§ **Task requirements**: Please list all lines of the material below in which the string "label" occurs.

§ **Given data**:
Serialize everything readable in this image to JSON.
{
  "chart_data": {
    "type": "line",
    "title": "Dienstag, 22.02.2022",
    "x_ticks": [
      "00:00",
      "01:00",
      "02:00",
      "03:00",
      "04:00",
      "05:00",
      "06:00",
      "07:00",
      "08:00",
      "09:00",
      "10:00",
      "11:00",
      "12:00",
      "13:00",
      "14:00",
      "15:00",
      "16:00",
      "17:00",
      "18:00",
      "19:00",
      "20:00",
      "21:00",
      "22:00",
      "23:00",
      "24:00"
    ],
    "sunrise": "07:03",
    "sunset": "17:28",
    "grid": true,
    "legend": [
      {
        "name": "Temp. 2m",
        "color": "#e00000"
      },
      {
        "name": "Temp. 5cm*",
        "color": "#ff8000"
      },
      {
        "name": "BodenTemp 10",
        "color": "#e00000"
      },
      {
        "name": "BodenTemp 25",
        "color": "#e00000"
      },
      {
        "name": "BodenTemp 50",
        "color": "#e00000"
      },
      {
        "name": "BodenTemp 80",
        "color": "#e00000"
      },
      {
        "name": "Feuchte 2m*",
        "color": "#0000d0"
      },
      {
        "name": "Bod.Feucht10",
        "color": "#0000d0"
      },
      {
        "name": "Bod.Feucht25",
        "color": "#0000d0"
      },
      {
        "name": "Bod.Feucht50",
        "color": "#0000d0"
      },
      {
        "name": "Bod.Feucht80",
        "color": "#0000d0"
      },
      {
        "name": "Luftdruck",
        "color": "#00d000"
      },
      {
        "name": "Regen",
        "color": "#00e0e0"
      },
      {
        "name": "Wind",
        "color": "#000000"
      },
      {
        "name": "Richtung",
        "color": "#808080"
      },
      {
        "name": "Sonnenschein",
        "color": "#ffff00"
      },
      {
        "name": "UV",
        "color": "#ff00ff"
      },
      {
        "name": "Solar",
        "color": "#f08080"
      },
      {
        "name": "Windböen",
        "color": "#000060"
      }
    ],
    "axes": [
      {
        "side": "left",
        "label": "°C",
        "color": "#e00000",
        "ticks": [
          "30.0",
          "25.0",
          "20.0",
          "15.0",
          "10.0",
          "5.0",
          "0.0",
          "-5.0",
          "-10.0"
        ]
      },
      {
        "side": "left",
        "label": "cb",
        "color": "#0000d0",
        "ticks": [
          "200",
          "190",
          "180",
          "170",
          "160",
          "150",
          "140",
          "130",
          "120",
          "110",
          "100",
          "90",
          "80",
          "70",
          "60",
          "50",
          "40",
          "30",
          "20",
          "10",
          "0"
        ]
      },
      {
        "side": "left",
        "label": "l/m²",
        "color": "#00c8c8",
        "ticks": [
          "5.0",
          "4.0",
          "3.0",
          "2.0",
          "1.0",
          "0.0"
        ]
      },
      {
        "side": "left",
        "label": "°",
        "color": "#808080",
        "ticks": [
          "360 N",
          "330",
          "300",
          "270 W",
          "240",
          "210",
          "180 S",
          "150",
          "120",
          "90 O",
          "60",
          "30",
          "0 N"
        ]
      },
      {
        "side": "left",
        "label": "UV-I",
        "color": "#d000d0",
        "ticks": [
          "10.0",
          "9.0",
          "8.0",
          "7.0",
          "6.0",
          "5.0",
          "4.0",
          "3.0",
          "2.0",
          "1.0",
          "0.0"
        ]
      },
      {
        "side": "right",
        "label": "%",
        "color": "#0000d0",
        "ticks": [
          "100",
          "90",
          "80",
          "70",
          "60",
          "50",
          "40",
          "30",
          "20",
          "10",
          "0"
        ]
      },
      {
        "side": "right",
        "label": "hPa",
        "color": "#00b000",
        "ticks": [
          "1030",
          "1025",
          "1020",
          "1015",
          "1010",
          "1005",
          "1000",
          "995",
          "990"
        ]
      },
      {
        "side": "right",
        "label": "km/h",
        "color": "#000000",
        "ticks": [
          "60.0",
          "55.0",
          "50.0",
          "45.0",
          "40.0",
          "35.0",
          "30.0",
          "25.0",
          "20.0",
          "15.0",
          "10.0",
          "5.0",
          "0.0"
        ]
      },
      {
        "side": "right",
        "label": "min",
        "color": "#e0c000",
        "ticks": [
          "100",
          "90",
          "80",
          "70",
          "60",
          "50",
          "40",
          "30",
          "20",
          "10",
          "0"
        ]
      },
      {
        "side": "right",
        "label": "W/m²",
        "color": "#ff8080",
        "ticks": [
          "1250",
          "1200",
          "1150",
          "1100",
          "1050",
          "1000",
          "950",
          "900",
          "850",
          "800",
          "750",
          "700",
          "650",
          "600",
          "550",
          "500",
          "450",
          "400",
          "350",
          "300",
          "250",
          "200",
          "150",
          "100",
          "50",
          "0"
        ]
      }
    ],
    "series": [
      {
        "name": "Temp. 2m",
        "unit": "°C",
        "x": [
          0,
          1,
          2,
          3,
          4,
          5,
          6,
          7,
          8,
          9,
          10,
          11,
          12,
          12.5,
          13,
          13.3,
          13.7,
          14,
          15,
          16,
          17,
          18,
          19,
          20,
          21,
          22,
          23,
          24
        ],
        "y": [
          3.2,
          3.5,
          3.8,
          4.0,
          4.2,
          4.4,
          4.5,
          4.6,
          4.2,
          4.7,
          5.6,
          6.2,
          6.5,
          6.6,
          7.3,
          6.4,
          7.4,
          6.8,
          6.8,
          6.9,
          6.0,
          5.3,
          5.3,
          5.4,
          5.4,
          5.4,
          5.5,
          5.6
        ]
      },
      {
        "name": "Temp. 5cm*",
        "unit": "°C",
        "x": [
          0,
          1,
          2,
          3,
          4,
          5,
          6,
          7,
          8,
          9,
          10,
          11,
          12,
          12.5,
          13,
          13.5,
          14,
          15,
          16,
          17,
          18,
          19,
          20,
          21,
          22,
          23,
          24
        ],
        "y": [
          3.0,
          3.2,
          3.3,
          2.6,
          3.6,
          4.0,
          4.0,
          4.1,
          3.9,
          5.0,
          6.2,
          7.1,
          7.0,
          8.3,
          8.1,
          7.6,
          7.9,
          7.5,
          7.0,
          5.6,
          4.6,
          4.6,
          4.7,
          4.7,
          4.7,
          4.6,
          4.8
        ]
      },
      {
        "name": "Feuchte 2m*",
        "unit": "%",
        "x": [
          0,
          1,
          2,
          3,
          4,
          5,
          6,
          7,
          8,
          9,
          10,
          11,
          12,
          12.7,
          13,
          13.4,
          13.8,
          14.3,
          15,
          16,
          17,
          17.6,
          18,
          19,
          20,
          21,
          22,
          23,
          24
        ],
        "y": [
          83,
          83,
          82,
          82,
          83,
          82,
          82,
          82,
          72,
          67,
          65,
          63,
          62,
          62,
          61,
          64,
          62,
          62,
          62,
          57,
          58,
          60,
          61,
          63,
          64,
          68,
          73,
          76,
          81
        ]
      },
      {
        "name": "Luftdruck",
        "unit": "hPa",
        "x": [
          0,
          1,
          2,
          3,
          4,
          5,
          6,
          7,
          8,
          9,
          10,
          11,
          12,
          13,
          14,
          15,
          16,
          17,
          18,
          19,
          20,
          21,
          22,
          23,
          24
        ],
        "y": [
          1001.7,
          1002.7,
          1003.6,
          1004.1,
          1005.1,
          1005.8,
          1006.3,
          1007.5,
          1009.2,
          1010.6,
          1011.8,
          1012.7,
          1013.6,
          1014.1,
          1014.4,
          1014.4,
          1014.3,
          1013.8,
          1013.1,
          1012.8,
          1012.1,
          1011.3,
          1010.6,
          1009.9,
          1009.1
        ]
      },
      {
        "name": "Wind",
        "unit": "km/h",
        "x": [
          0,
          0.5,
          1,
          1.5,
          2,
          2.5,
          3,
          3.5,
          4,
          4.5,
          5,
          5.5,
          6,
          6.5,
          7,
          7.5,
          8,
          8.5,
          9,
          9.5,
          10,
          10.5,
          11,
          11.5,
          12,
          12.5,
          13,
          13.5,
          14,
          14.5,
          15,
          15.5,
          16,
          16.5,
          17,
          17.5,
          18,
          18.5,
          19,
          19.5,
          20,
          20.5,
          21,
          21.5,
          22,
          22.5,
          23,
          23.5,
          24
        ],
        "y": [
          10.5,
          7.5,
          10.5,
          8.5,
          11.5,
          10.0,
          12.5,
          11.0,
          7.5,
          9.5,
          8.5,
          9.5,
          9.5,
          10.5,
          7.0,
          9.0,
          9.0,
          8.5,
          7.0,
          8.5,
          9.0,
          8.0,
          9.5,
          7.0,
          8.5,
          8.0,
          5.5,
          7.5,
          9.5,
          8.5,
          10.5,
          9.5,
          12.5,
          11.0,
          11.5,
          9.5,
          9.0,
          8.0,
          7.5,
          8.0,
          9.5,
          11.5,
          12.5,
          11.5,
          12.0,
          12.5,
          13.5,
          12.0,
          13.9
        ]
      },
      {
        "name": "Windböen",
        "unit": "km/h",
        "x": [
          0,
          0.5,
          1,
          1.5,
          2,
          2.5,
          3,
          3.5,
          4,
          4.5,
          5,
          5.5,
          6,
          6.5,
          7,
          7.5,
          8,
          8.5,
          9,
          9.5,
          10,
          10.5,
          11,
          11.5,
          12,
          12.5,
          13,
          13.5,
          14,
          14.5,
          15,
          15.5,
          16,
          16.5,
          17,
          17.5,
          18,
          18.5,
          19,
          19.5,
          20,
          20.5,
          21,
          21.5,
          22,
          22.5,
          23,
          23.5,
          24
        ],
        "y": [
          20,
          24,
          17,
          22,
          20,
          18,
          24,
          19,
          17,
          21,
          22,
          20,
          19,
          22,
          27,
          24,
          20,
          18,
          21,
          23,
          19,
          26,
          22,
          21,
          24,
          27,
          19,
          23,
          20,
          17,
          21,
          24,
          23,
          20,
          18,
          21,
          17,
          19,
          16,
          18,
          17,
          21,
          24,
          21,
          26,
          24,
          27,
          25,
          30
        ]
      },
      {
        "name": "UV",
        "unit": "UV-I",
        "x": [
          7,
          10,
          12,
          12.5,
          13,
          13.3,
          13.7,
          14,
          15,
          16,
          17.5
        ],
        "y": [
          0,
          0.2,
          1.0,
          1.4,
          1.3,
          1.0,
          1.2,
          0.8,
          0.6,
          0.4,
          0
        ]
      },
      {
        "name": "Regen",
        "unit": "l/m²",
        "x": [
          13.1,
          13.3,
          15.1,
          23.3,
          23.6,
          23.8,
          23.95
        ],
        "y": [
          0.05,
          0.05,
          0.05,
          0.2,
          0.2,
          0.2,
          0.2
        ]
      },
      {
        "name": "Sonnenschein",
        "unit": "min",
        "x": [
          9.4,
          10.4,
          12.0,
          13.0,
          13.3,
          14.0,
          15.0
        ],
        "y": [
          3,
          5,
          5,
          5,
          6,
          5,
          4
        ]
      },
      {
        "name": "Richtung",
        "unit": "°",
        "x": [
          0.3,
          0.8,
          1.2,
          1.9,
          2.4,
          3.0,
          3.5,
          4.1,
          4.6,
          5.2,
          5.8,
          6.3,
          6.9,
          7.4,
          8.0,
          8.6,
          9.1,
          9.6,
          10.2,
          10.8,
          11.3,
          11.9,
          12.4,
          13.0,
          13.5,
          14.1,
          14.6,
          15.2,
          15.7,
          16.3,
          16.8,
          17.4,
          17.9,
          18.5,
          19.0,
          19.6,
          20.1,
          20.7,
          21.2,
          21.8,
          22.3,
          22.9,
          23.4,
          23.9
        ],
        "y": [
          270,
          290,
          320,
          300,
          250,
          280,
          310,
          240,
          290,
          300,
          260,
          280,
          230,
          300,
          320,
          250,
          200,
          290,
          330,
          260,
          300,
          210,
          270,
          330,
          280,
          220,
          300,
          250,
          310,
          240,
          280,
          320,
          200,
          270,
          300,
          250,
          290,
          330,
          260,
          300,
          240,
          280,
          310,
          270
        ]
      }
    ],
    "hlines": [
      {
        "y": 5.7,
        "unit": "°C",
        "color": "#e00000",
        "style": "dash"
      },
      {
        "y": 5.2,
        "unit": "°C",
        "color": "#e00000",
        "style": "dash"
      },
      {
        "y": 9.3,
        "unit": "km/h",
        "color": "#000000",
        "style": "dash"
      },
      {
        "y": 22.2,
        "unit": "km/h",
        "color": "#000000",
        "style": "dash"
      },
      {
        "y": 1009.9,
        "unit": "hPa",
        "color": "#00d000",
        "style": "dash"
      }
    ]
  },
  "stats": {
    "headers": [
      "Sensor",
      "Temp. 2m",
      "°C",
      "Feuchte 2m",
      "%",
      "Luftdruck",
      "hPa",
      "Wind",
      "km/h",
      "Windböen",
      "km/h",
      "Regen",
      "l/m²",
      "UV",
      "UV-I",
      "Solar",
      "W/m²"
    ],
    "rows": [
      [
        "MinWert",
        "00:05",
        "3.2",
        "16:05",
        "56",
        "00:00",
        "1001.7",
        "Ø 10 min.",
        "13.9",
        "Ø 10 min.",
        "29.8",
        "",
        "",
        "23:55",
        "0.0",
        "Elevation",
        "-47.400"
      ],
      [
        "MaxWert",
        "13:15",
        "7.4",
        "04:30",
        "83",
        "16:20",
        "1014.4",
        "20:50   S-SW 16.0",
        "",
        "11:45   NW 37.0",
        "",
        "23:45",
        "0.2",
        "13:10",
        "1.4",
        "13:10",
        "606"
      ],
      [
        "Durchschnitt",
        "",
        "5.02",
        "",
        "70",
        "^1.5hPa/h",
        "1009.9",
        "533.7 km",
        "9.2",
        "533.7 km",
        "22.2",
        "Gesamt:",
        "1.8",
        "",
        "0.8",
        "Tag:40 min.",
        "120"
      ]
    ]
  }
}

§ **Expected answer**:
        "label": "°C",
        "label": "cb",
        "label": "l/m²",
        "label": "°",
        "label": "UV-I",
        "label": "%",
        "label": "hPa",
        "label": "km/h",
        "label": "min",
        "label": "W/m²",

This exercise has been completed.